> [Written exercise] Working from the line that contains "Convert this document image to plain text." to the final line, transcribe each line exactly. No pictures belong in the copy.

> [Available data]
§

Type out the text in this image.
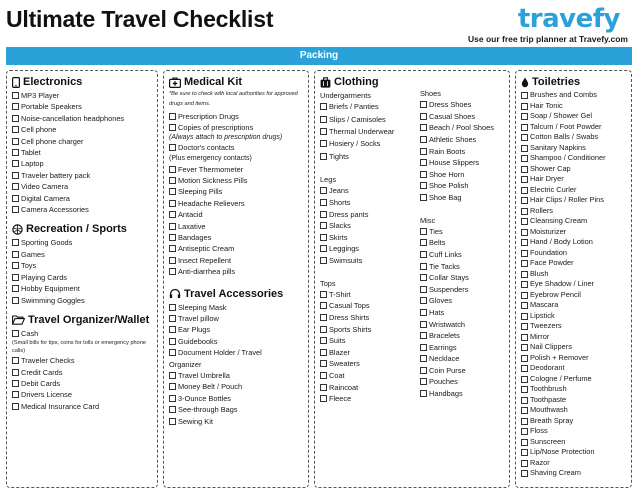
Ultimate Travel Checklist	travefy
Use our free trip planner at Travefy.com
Packing
Electronics
MP3 Player
Portable Speakers
Noise-cancellation headphones
Cell phone
Cell phone charger
Tablet
Laptop
Traveler battery pack
Video Camera
Digital Camera
Camera Accessories
Recreation / Sports
Sporting Goods
Games
Toys
Playing Cards
Hobby Equipment
Swimming Goggles
Travel Organizer/Wallet
Cash
(Small bills for tips, coins for tolls or emergency phone calls)
Traveler Checks
Credit Cards
Debit Cards
Drivers License
Medical Insurance Card
Medical Kit
*Be sure to check with local authorities for approved drugs and items.
Prescription Drugs
Copies of prescriptions
(Always attach to prescription drugs)
Doctor's contacts
(Plus emergency contacts)
Fever Thermometer
Motion Sickness Pills
Sleeping Pills
Headache Relievers
Antacid
Laxative
Bandages
Antiseptic Cream
Insect Repellent
Anti-diarrhea pills
Travel Accessories
Sleeping Mask
Travel pillow
Ear Plugs
Guidebooks
Document Holder / Travel
Organizer
Travel Umbrella
Money Belt / Pouch
3-Ounce Bottles
See-through Bags
Sewing Kit
Clothing
Undergarments
Briefs / Panties
Slips / Camisoles
Thermal Underwear
Hosiery / Socks
Tights
Legs
Jeans
Shorts
Dress pants
Slacks
Skirts
Leggings
Swimsuits
Tops
T-Shirt
Casual Tops
Dress Shirts
Sports Shirts
Suits
Blazer
Sweaters
Coat
Raincoat
Fleece
Shoes
Dress Shoes
Casual Shoes
Beach / Pool Shoes
Athletic Shoes
Rain Boots
House Slippers
Shoe Horn
Shoe Polish
Shoe Bag
Misc
Ties
Belts
Cuff Links
Tie Tacks
Collar Stays
Suspenders
Gloves
Hats
Wristwatch
Bracelets
Earrings
Necklace
Coin Purse
Pouches
Handbags
Toiletries
Brushes and Combs
Hair Tonic
Soap / Shower Gel
Talcum / Foot Powder
Cotton Balls / Swabs
Sanitary Napkins
Shampoo / Conditioner
Shower Cap
Hair Dryer
Electric Curler
Hair Clips / Roller Pins
Rollers
Cleansing Cream
Moisturizer
Hand / Body Lotion
Foundation
Face Powder
Blush
Eye Shadow / Liner
Eyebrow Pencil
Mascara
Lipstick
Tweezers
Mirror
Nail Clippers
Polish + Remover
Deodorant
Cologne / Perfume
Toothbrush
Toothpaste
Mouthwash
Breath Spray
Floss
Sunscreen
Lip/Nose Protection
Razor
Shaving Cream
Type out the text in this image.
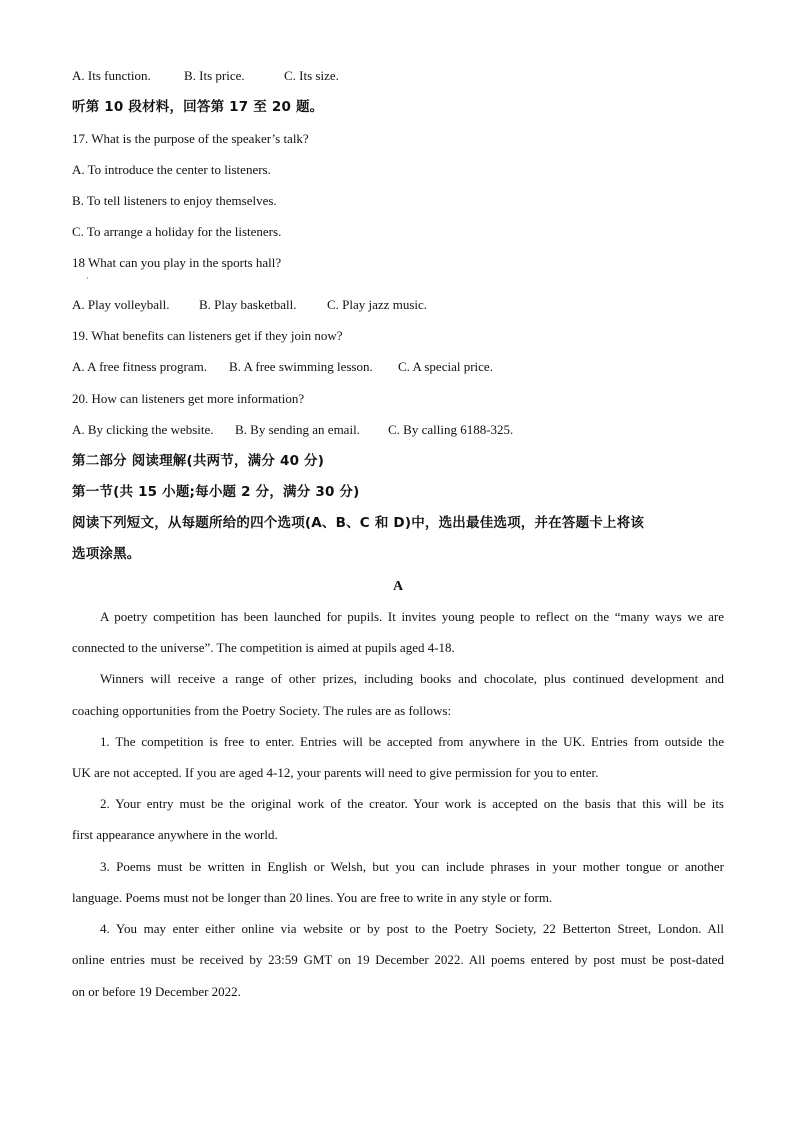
A. Its function.	B. Its price.	C. Its size.
听第 10 段材料，回答第 17 至 20 题。
17. What is the purpose of the speaker’s talk?
A. To introduce the center to listeners.
B. To tell listeners to enjoy themselves.
C. To arrange a holiday for the listeners.
18 What can you play in the sports hall?
·
A. Play volleyball. B. Play basketball. C. Play jazz music.
19. What benefits can listeners get if they join now?
A. A free fitness program. B. A free swimming lesson. C. A special price.
20. How can listeners get more information?
A. By clicking the website. B. By sending an email. C. By calling 6188-325.
第二部分 阅读理解(共两节，满分 40 分)
第一节(共 15 小题;每小题 2 分，满分 30 分)
阅读下列短文，从每题所给的四个选项(A、B、C 和 D)中，选出最佳选项，并在答题卡上将该
选项涂黑。
A
A poetry competition has been launched for pupils. It invites young people to reflect on the “many ways we are
connected to the universe”. The competition is aimed at pupils aged 4-18.
Winners will receive a range of other prizes, including books and chocolate, plus continued development and
coaching opportunities from the Poetry Society. The rules are as follows:
1. The competition is free to enter. Entries will be accepted from anywhere in the UK. Entries from outside the
UK are not accepted. If you are aged 4-12, your parents will need to give permission for you to enter.
2. Your entry must be the original work of the creator. Your work is accepted on the basis that this will be its
first appearance anywhere in the world.
3. Poems must be written in English or Welsh, but you can include phrases in your mother tongue or another
language. Poems must not be longer than 20 lines. You are free to write in any style or form.
4. You may enter either online via website or by post to the Poetry Society, 22 Betterton Street, London. All
online entries must be received by 23:59 GMT on 19 December 2022. All poems entered by post must be post-dated
on or before 19 December 2022.
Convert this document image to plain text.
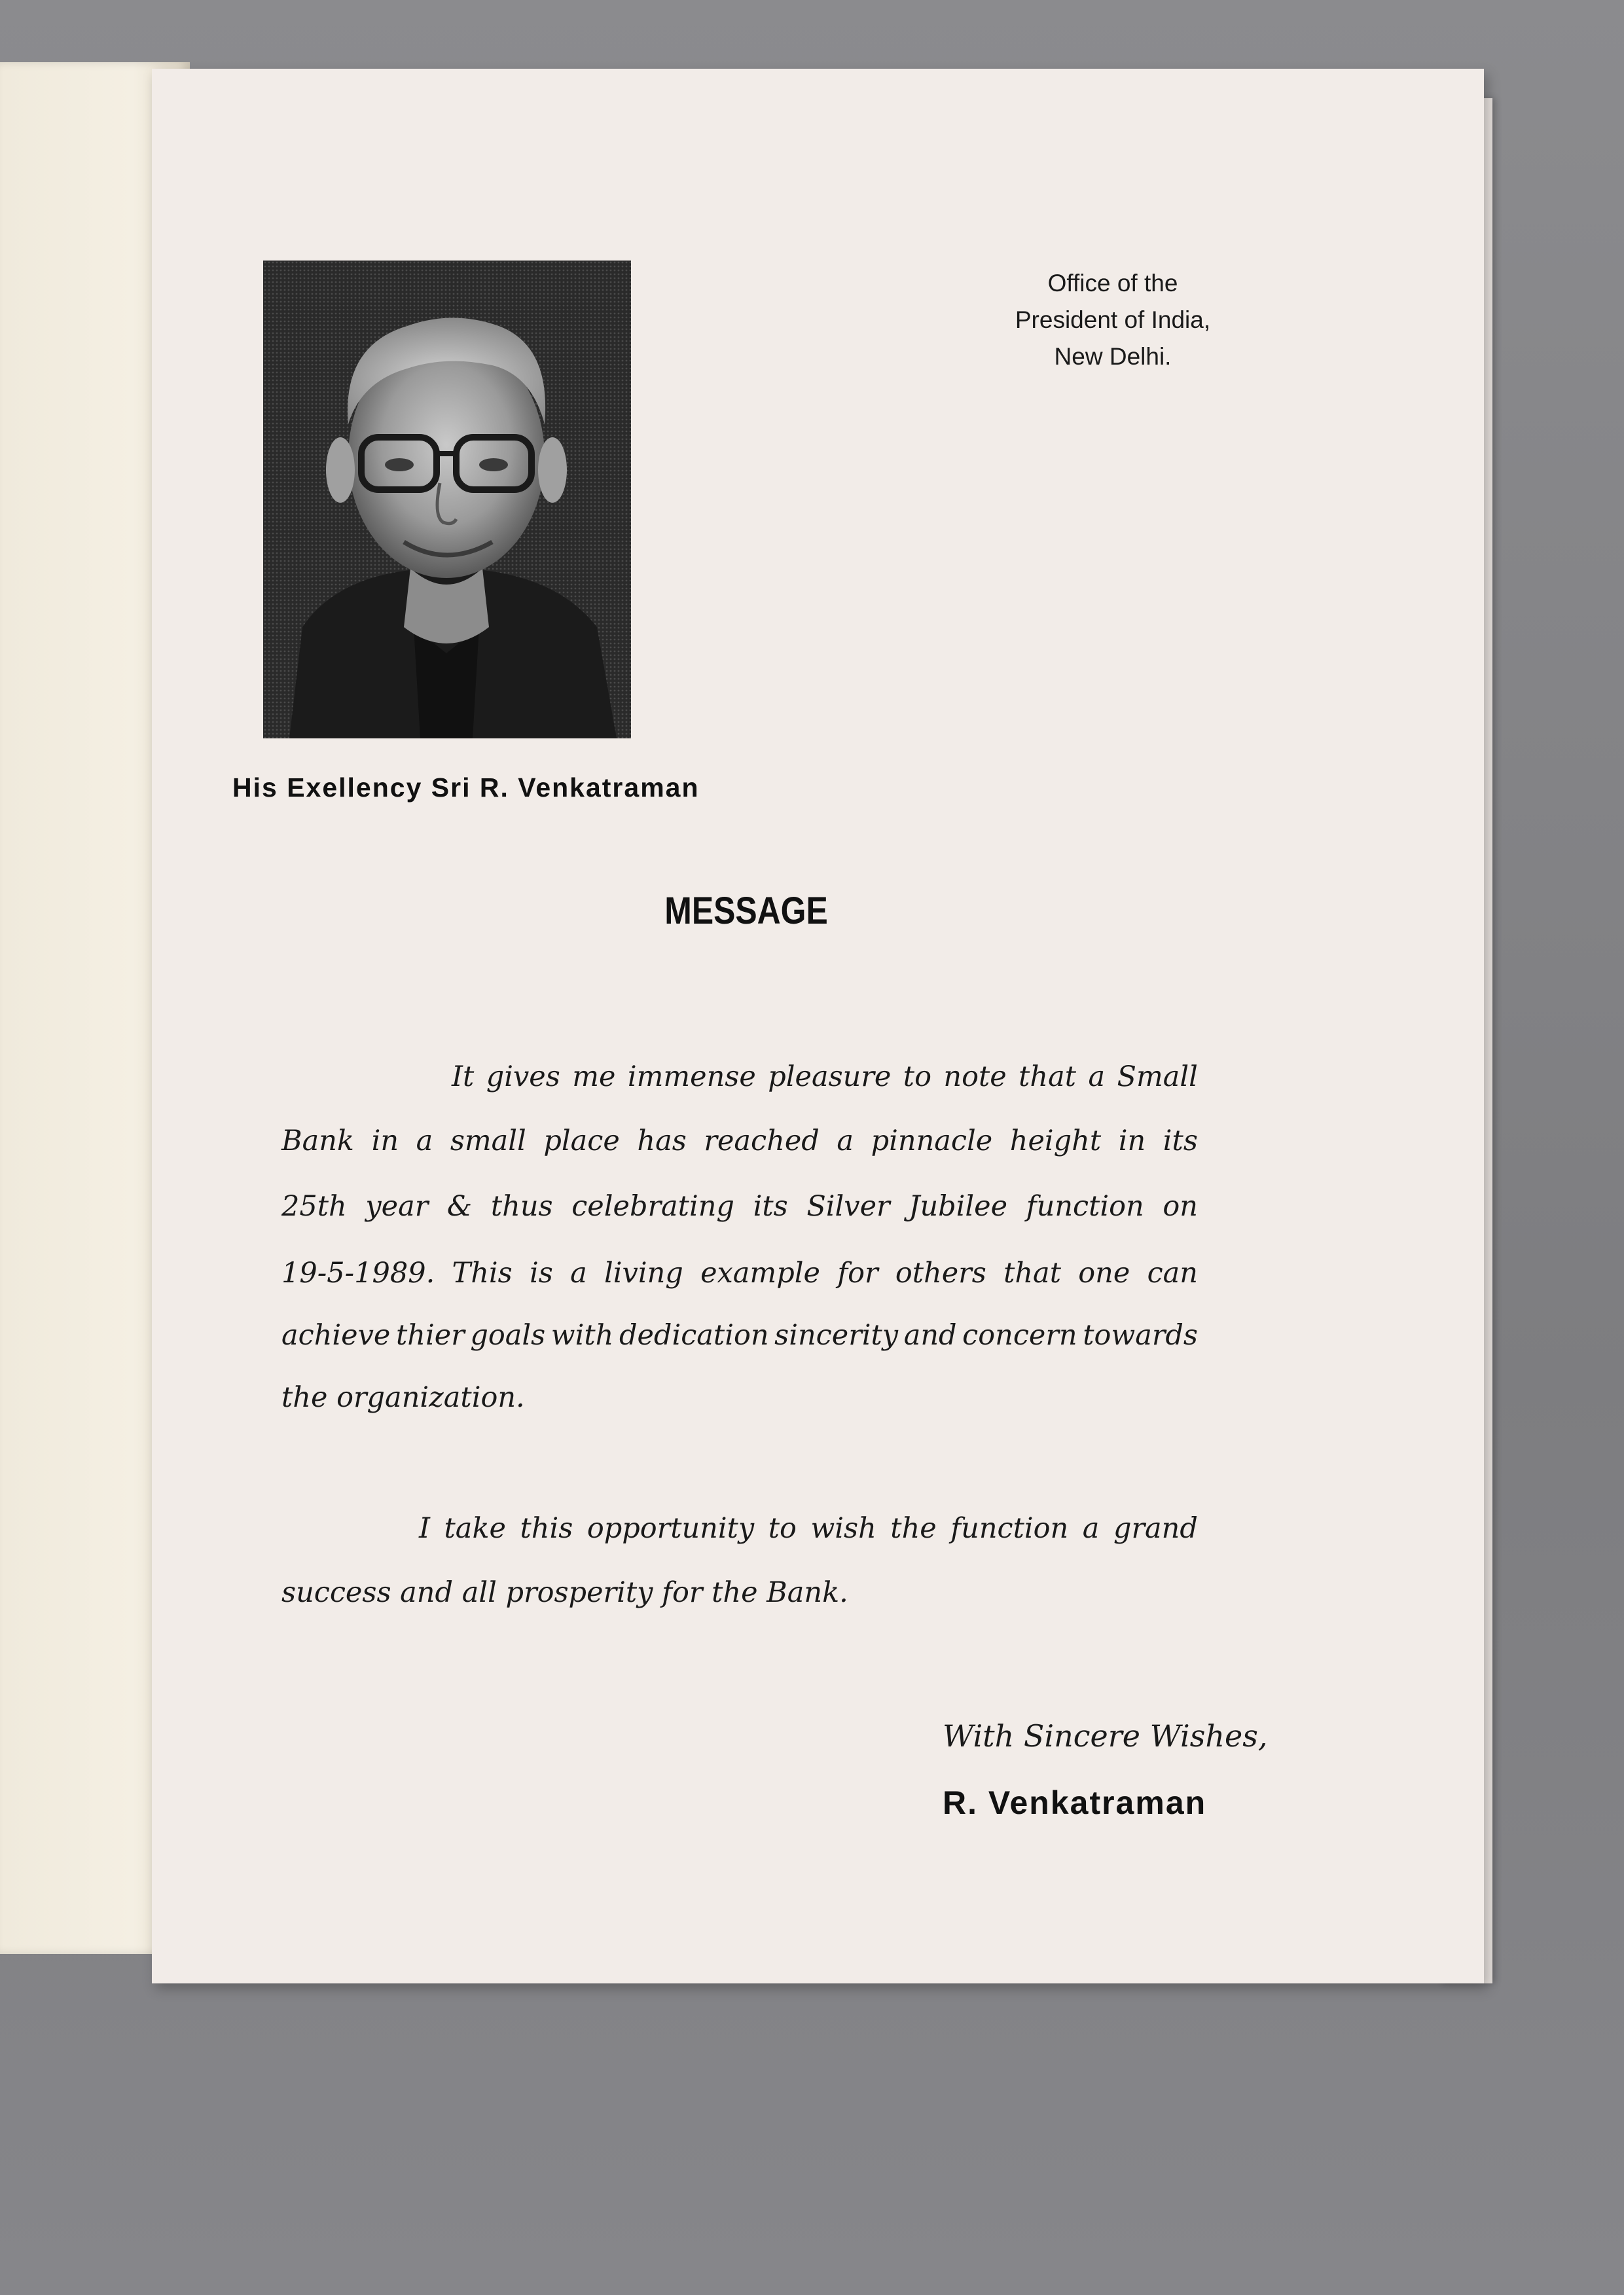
His Exellency Sri R. Venkatraman
Office of the
President of India,
New Delhi.
MESSAGE
It gives me immense pleasure to note that a Small
Bank in a small place has reached a pinnacle height in its
25th year & thus celebrating its Silver Jubilee function on
19-5-1989. This is a living example for others that one can
achieve thier goals with dedication sincerity and concern towards
the organization.
I take this opportunity to wish the function a grand
success and all prosperity for the Bank.
With Sincere Wishes,
R. Venkatraman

§

> [Exercise response]
Convert this document image to plain text.
His Exellency Sri R. Venkatraman
Office of the
President of India,
New Delhi.
MESSAGE
It gives me immense pleasure to note that a Small
Bank in a small place has reached a pinnacle height in its
25th year & thus celebrating its Silver Jubilee function on
19-5-1989. This is a living example for others that one can
achieve thier goals with dedication sincerity and concern towards
the organization.
I take this opportunity to wish the function a grand
success and all prosperity for the Bank.
With Sincere Wishes,
R. Venkatraman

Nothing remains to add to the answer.